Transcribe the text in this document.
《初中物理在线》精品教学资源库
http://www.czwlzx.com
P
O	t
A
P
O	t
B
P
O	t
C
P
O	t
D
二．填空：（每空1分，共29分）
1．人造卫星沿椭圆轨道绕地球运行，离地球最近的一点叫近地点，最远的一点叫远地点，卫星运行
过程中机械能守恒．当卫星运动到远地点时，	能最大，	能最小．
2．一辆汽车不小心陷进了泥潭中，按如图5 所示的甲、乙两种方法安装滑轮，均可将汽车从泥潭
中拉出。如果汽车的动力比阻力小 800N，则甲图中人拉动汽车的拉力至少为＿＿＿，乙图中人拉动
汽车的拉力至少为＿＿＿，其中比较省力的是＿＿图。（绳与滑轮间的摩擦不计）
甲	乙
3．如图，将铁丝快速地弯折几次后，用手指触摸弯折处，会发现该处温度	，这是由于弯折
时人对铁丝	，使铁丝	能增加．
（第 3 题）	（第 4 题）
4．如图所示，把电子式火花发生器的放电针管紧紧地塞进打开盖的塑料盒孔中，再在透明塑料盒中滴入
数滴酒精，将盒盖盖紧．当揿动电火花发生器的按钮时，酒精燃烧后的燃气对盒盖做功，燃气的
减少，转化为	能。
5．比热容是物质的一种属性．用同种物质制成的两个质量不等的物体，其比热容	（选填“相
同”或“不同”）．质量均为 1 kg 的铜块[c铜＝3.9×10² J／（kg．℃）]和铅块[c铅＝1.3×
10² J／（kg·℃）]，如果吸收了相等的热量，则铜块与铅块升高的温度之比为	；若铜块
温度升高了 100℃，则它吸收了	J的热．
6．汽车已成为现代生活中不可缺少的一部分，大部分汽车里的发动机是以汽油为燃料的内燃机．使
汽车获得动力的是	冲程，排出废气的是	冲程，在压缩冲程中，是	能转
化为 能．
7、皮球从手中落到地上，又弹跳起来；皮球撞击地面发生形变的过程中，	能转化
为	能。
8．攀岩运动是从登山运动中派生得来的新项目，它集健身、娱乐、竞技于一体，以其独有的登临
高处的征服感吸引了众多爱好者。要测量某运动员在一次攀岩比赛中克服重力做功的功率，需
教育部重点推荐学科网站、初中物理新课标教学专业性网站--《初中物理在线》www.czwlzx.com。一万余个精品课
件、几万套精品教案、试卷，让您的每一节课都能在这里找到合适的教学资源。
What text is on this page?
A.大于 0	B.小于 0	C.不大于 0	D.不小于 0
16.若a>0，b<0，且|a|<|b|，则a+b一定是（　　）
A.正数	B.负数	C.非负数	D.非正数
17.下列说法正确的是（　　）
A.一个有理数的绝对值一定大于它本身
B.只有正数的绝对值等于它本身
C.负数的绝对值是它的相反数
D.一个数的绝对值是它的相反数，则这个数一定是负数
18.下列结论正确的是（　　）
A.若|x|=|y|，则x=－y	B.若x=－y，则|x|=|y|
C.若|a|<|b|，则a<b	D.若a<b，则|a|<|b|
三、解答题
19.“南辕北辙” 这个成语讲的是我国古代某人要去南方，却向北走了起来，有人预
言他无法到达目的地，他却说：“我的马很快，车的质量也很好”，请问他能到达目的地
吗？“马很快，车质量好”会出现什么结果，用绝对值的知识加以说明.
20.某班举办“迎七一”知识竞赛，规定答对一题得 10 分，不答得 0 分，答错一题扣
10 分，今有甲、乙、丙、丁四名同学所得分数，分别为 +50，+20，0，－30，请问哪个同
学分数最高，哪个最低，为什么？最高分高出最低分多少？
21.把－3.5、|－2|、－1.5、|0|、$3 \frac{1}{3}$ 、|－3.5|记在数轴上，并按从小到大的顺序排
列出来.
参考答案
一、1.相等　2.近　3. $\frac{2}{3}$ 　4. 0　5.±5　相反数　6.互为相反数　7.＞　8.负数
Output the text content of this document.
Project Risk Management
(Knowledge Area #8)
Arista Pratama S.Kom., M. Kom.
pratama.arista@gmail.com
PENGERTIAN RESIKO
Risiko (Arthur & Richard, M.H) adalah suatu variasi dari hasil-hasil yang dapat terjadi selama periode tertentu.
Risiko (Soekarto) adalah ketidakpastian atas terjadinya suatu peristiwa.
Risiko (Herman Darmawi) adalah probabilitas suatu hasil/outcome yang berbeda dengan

## PROBLEM DESCRIPTION
In the records above, collect each line with "document".

## OUTPUT OF THE TASK
Transcribe the text in this document.
Output the text content of this document.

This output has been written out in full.